*Stated exercise:*
Using the data beneath, show every line that includes the word "this".
⁂
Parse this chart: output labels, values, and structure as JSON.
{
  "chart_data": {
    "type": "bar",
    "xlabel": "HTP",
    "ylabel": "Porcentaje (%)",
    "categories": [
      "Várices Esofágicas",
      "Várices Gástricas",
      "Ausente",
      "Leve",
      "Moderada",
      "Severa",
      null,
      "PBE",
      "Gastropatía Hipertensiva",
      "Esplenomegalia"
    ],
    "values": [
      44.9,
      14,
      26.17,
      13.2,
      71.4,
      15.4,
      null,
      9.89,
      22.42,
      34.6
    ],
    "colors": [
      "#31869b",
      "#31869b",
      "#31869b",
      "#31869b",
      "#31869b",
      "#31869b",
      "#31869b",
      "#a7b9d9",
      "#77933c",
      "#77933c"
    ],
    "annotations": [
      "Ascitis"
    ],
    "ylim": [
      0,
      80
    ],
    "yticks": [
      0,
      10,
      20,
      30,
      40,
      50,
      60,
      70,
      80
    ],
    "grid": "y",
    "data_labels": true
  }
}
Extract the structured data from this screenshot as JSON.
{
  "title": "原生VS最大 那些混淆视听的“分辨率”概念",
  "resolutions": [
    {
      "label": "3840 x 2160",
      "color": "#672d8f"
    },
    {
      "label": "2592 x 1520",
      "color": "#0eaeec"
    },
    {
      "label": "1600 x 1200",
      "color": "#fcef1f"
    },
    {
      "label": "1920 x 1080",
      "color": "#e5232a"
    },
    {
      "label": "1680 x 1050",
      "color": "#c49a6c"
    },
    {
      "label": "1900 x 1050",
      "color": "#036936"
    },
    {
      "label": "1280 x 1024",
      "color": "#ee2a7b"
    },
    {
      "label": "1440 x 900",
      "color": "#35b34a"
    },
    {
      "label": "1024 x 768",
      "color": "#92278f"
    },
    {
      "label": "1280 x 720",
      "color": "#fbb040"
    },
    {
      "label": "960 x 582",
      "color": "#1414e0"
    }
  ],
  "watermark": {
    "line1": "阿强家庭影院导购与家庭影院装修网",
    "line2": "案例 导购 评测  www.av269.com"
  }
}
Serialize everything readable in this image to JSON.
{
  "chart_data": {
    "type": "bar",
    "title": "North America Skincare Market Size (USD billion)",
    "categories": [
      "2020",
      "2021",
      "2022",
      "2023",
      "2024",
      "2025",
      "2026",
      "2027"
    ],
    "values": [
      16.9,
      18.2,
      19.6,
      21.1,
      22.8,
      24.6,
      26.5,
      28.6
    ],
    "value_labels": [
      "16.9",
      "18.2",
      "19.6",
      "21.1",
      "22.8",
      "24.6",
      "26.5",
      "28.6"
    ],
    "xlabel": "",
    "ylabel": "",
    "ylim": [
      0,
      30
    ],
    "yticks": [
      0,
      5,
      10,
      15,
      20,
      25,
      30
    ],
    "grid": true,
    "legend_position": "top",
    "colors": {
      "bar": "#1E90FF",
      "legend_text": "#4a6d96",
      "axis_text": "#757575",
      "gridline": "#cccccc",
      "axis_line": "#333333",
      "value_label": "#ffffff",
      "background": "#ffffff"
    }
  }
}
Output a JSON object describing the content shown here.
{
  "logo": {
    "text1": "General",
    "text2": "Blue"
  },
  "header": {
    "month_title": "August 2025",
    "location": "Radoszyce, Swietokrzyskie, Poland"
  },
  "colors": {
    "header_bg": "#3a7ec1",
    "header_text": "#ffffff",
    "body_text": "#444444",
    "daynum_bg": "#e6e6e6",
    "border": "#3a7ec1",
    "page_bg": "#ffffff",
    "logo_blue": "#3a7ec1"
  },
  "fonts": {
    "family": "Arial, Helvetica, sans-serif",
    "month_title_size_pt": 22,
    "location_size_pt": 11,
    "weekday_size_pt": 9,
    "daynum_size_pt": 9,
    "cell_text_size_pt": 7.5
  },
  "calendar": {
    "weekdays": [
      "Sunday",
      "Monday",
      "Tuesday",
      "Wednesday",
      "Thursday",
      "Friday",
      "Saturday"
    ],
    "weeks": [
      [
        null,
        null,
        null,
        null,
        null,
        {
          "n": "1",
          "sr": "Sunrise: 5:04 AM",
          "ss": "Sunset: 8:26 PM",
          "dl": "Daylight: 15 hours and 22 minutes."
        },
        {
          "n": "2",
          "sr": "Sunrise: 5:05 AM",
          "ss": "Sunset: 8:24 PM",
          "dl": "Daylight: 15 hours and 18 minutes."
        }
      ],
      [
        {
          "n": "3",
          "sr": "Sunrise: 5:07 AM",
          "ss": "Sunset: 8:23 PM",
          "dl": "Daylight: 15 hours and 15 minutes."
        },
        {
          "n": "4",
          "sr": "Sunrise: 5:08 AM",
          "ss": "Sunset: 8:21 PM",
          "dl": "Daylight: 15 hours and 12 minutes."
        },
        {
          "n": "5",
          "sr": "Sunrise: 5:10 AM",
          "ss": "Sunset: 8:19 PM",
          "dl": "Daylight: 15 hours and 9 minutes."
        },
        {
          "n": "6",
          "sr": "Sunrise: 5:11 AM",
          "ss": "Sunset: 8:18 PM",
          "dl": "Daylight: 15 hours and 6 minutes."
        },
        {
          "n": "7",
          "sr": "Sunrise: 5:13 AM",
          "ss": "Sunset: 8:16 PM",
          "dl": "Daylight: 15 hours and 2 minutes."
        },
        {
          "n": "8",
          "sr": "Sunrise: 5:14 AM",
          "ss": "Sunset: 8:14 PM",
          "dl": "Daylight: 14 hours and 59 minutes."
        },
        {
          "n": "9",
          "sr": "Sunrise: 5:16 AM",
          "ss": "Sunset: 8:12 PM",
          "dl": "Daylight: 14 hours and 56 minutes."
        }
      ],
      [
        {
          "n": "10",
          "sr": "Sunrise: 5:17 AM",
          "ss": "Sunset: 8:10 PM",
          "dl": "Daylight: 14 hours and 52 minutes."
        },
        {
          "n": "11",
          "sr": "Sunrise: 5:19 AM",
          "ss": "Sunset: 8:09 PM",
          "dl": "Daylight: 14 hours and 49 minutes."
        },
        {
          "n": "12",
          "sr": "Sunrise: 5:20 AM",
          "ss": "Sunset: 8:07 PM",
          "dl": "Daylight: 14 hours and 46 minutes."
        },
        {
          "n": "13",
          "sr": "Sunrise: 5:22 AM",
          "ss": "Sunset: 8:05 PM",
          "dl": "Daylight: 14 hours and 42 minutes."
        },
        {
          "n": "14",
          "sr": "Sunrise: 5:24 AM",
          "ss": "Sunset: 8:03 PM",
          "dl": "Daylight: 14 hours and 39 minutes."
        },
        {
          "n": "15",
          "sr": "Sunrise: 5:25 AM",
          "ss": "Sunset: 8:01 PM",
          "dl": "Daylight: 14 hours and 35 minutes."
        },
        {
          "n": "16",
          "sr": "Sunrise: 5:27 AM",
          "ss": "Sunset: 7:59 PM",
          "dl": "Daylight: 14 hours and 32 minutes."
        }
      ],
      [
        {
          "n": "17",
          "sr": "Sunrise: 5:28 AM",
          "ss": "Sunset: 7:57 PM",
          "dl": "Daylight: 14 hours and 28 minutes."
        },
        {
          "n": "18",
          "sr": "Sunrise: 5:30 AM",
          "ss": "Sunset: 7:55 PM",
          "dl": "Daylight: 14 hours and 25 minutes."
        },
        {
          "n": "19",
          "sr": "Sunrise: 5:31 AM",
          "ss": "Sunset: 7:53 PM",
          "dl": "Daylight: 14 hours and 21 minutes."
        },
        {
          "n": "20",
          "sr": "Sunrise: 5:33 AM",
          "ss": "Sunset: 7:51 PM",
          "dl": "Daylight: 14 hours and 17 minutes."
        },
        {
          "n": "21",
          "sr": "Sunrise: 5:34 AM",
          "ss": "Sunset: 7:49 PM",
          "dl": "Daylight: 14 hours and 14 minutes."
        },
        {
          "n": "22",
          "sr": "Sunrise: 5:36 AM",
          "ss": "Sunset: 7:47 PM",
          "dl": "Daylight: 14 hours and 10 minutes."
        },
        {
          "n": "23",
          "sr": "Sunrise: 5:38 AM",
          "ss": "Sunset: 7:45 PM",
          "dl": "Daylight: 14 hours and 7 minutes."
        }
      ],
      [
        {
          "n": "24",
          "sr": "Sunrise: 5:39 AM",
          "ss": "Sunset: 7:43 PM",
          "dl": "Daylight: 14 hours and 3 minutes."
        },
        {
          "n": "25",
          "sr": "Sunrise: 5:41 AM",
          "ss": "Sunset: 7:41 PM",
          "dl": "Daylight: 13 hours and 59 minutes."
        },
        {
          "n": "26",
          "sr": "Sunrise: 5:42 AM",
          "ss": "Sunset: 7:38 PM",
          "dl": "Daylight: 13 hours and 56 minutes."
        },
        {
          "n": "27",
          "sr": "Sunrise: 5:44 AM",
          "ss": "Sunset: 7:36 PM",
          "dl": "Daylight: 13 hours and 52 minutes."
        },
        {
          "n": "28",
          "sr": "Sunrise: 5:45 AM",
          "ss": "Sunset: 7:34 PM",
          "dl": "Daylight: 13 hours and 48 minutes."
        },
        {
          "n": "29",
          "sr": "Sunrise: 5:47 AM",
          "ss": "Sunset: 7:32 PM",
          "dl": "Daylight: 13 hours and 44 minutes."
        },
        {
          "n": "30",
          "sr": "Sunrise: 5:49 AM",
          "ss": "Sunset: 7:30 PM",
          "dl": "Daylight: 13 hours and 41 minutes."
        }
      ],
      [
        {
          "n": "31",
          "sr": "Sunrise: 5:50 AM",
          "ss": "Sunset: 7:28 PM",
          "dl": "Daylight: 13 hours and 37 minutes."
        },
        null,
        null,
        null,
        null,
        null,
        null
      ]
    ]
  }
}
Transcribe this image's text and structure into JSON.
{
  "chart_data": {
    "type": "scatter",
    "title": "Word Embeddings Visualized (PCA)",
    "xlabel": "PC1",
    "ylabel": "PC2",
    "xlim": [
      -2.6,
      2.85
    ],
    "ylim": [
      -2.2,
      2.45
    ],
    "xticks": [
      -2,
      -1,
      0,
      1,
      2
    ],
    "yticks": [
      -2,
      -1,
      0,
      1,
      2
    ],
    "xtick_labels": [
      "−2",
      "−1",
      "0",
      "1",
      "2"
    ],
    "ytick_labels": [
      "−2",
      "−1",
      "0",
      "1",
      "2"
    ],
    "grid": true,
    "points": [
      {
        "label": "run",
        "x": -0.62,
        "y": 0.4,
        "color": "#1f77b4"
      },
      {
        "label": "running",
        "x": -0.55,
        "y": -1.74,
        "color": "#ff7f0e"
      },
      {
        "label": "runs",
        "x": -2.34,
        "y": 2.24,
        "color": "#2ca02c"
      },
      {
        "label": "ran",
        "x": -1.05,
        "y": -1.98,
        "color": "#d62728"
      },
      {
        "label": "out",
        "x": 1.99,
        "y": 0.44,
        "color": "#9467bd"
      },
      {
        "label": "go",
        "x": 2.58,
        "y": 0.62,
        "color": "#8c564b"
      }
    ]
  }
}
⁂
*Task solution:*
Parse this chart: output labels, values, and structure as JSON.
Extract the structured data from this screenshot as JSON.
Serialize everything readable in this image to JSON.
Transcribe this image's text and structure into JSON.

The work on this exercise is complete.